* Begin Material for this task *

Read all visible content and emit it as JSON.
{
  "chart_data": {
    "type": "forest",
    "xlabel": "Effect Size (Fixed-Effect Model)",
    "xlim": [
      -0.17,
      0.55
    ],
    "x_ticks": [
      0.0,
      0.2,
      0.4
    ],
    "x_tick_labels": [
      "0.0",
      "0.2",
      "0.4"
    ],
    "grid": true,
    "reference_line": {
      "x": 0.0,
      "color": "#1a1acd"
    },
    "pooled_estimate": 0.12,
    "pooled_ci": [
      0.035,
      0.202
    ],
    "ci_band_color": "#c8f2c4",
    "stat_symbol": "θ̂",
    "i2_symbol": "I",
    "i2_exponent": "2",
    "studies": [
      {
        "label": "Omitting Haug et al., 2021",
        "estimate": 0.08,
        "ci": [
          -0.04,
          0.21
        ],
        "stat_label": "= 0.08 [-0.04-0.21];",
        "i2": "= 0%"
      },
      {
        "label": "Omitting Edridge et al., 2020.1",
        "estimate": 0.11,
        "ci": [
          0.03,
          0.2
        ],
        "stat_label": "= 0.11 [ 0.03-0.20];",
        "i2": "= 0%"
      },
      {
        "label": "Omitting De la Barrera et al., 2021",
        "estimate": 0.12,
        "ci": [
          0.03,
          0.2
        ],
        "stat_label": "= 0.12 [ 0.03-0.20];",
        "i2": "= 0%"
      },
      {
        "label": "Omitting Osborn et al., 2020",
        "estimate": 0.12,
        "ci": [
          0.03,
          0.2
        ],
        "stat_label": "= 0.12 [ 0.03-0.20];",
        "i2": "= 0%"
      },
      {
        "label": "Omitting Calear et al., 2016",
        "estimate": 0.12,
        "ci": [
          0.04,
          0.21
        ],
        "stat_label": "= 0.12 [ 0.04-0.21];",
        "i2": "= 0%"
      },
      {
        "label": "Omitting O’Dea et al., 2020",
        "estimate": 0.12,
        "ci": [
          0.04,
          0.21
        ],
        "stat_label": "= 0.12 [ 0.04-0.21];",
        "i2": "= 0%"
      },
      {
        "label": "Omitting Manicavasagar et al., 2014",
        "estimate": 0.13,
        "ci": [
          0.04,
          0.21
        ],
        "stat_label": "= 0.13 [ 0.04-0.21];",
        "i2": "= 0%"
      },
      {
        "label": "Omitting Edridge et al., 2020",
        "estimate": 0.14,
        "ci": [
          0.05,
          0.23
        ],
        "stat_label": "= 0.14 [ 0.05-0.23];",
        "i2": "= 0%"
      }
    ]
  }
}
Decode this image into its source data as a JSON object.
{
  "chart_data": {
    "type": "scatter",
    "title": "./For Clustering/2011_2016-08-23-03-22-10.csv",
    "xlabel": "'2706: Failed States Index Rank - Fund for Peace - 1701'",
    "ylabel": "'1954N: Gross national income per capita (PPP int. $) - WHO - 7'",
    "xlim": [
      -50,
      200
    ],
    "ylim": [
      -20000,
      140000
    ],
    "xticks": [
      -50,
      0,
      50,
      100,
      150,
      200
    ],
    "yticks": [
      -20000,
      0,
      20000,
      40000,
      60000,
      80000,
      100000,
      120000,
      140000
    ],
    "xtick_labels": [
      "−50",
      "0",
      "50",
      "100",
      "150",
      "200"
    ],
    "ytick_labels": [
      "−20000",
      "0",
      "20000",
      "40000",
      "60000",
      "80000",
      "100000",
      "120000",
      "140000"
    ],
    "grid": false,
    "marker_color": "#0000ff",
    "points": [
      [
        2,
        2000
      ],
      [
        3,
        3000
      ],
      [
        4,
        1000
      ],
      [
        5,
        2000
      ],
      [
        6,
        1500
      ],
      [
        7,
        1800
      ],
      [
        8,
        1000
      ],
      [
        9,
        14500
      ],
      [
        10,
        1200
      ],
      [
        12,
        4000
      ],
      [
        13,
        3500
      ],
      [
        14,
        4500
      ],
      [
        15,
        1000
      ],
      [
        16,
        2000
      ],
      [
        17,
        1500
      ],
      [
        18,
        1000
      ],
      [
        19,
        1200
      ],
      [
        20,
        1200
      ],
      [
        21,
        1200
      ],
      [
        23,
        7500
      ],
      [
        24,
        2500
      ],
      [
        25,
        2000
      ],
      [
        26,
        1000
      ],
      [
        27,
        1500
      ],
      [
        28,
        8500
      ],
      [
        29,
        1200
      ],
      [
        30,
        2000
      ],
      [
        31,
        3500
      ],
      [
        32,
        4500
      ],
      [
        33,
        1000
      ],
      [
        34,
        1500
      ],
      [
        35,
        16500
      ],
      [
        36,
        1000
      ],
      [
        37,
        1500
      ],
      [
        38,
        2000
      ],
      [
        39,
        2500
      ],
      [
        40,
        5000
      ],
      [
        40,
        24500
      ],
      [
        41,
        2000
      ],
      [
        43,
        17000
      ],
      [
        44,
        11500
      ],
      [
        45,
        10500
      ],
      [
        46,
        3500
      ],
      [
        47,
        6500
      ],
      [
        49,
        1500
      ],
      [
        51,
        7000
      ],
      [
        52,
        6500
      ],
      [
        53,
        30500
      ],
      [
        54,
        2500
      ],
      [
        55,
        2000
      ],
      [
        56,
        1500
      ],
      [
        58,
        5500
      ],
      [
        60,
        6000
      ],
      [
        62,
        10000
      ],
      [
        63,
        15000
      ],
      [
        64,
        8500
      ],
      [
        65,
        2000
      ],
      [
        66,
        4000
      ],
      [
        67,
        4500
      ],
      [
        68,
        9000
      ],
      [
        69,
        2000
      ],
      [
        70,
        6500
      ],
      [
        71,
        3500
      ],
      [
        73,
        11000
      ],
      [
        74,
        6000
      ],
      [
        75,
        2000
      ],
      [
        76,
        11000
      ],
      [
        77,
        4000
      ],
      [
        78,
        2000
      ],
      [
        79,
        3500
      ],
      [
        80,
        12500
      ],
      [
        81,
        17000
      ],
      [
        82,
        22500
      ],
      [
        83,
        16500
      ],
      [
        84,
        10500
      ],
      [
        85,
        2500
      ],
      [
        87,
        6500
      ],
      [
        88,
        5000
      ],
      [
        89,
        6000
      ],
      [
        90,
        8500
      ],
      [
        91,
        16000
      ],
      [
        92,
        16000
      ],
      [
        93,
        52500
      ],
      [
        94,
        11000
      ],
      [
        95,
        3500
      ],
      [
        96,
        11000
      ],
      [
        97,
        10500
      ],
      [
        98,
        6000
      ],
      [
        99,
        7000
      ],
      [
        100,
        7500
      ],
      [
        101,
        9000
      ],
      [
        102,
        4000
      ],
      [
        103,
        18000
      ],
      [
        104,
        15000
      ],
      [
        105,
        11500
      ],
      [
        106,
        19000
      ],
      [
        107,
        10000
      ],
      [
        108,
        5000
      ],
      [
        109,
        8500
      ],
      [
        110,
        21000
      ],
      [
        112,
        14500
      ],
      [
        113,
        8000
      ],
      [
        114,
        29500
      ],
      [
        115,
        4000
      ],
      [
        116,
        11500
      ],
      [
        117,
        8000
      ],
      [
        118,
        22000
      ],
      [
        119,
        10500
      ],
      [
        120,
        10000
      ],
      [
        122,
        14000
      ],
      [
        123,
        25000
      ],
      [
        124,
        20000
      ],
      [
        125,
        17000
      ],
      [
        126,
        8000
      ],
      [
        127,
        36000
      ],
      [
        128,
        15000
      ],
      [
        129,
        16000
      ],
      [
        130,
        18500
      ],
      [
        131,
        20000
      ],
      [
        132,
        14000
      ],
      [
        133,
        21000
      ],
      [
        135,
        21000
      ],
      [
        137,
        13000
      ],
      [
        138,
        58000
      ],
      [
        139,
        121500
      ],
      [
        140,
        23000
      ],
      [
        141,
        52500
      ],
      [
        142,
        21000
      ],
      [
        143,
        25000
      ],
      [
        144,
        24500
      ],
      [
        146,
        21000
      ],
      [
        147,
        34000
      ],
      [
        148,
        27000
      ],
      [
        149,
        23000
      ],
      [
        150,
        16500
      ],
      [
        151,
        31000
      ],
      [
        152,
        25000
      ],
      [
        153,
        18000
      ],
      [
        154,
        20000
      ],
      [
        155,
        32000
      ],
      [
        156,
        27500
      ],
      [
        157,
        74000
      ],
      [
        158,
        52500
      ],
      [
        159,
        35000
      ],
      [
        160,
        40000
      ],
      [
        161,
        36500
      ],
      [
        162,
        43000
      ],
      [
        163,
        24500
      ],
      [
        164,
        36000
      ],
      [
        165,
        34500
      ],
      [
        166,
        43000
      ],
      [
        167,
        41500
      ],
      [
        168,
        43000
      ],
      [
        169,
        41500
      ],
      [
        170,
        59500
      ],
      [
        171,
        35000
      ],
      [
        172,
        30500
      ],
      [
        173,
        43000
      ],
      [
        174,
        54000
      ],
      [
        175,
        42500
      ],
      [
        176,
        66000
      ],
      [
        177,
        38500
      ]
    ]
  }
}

* End Material for this task *

**Task statement**
Go through the listing above and return every line where the word "JSON" occurs.

**Exercise response**
Read all visible content and emit it as JSON.
Decode this image into its source data as a JSON object.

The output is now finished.